In the rows below, substitute "section-heading" for every "entry-heading" and leave all other text unchanged.

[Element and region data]
---------------
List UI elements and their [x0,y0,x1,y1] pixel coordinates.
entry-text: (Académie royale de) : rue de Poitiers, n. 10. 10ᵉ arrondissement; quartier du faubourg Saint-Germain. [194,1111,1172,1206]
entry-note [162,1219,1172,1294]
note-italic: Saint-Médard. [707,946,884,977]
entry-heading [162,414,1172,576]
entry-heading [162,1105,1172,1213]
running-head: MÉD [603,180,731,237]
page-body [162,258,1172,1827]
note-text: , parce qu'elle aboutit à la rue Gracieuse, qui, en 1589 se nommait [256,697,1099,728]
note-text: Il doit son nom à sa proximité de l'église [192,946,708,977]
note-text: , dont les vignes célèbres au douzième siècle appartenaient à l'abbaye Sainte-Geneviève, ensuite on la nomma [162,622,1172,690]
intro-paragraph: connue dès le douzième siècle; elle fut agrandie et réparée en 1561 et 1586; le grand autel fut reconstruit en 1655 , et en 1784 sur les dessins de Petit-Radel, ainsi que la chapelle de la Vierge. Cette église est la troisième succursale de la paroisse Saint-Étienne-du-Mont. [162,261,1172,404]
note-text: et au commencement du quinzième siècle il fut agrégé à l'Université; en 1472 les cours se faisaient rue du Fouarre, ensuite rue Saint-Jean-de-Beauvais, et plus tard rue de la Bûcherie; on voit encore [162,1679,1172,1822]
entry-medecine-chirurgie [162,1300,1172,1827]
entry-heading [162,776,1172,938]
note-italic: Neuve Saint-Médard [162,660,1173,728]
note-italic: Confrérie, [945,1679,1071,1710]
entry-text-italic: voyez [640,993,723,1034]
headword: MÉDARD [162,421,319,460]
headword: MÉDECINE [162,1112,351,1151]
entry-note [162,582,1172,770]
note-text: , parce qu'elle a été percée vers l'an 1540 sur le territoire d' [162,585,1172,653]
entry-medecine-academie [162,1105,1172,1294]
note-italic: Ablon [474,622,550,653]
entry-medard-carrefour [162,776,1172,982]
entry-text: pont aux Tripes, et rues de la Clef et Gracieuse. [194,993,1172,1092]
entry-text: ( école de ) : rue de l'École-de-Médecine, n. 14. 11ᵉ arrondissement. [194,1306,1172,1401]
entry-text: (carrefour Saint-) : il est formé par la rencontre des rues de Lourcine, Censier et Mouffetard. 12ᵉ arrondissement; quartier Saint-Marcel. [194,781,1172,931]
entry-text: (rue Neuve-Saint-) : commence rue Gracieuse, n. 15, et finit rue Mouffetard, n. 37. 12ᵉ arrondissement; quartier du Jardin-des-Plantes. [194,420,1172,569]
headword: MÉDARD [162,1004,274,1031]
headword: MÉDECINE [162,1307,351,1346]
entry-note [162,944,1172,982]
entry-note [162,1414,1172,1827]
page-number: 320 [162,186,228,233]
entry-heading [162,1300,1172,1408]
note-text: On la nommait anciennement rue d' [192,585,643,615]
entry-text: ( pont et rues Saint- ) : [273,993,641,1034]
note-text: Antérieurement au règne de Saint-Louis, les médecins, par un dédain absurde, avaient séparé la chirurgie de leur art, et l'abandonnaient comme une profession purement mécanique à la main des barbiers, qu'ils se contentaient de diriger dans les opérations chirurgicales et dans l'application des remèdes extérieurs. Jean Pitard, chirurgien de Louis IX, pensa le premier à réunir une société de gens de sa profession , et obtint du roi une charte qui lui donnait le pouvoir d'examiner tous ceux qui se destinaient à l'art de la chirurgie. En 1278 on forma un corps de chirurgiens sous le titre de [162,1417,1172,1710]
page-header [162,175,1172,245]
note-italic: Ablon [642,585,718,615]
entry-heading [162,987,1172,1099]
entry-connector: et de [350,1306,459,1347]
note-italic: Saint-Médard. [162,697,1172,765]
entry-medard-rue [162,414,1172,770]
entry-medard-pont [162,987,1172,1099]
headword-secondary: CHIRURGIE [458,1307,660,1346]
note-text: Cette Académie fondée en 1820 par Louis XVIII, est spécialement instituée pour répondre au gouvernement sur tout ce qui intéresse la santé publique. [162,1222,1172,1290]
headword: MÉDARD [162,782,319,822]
---------------
Task output:
List UI elements and their [x0,y0,x1,y1] pixel coordinates.
entry-text: (Académie royale de) : rue de Poitiers, n. 10. 10ᵉ arrondissement; quartier du faubourg Saint-Germain. [194,1111,1172,1206]
entry-note [162,1219,1172,1294]
note-italic: Saint-Médard. [707,946,884,977]
section-heading [162,414,1172,576]
section-heading [162,1105,1172,1213]
running-head: MÉD [603,180,731,237]
page-body [162,258,1172,1827]
note-text: , parce qu'elle aboutit à la rue Gracieuse, qui, en 1589 se nommait [256,697,1099,728]
note-text: Il doit son nom à sa proximité de l'église [192,946,708,977]
note-text: , dont les vignes célèbres au douzième siècle appartenaient à l'abbaye Sainte-Geneviève, ensuite on la nomma [162,622,1172,690]
intro-paragraph: connue dès le douzième siècle; elle fut agrandie et réparée en 1561 et 1586; le grand autel fut reconstruit en 1655 , et en 1784 sur les dessins de Petit-Radel, ainsi que la chapelle de la Vierge. Cette église est la troisième succursale de la paroisse Saint-Étienne-du-Mont. [162,261,1172,404]
note-text: et au commencement du quinzième siècle il fut agrégé à l'Université; en 1472 les cours se faisaient rue du Fouarre, ensuite rue Saint-Jean-de-Beauvais, et plus tard rue de la Bûcherie; on voit encore [162,1679,1172,1822]
entry-medecine-chirurgie [162,1300,1172,1827]
section-heading [162,776,1172,938]
note-italic: Neuve Saint-Médard [162,660,1173,728]
note-italic: Confrérie, [945,1679,1071,1710]
entry-text-italic: voyez [640,993,723,1034]
headword: MÉDARD [162,421,319,460]
headword: MÉDECINE [162,1112,351,1151]
entry-note [162,582,1172,770]
note-text: , parce qu'elle a été percée vers l'an 1540 sur le territoire d' [162,585,1172,653]
entry-medecine-academie [162,1105,1172,1294]
note-italic: Ablon [474,622,550,653]
entry-medard-carrefour [162,776,1172,982]
entry-text: pont aux Tripes, et rues de la Clef et Gracieuse. [194,993,1172,1092]
entry-text: ( école de ) : rue de l'École-de-Médecine, n. 14. 11ᵉ arrondissement. [194,1306,1172,1401]
entry-text: (carrefour Saint-) : il est formé par la rencontre des rues de Lourcine, Censier et Mouffetard. 12ᵉ arrondissement; quartier Saint-Marcel. [194,781,1172,931]
entry-text: (rue Neuve-Saint-) : commence rue Gracieuse, n. 15, et finit rue Mouffetard, n. 37. 12ᵉ arrondissement; quartier du Jardin-des-Plantes. [194,420,1172,569]
headword: MÉDARD [162,1004,274,1031]
headword: MÉDECINE [162,1307,351,1346]
entry-note [162,944,1172,982]
entry-note [162,1414,1172,1827]
page-number: 320 [162,186,228,233]
section-heading [162,1300,1172,1408]
note-text: On la nommait anciennement rue d' [192,585,643,615]
entry-text: ( pont et rues Saint- ) : [273,993,641,1034]
note-text: Antérieurement au règne de Saint-Louis, les médecins, par un dédain absurde, avaient séparé la chirurgie de leur art, et l'abandonnaient comme une profession purement mécanique à la main des barbiers, qu'ils se contentaient de diriger dans les opérations chirurgicales et dans l'application des remèdes extérieurs. Jean Pitard, chirurgien de Louis IX, pensa le premier à réunir une société de gens de sa profession , et obtint du roi une charte qui lui donnait le pouvoir d'examiner tous ceux qui se destinaient à l'art de la chirurgie. En 1278 on forma un corps de chirurgiens sous le titre de [162,1417,1172,1710]
page-header [162,175,1172,245]
note-italic: Ablon [642,585,718,615]
section-heading [162,987,1172,1099]
entry-connector: et de [350,1306,459,1347]
note-italic: Saint-Médard. [162,697,1172,765]
entry-medard-rue [162,414,1172,770]
entry-medard-pont [162,987,1172,1099]
headword-secondary: CHIRURGIE [458,1307,660,1346]
note-text: Cette Académie fondée en 1820 par Louis XVIII, est spécialement instituée pour répondre au gouvernement sur tout ce qui intéresse la santé publique. [162,1222,1172,1290]
headword: MÉDARD [162,782,319,822]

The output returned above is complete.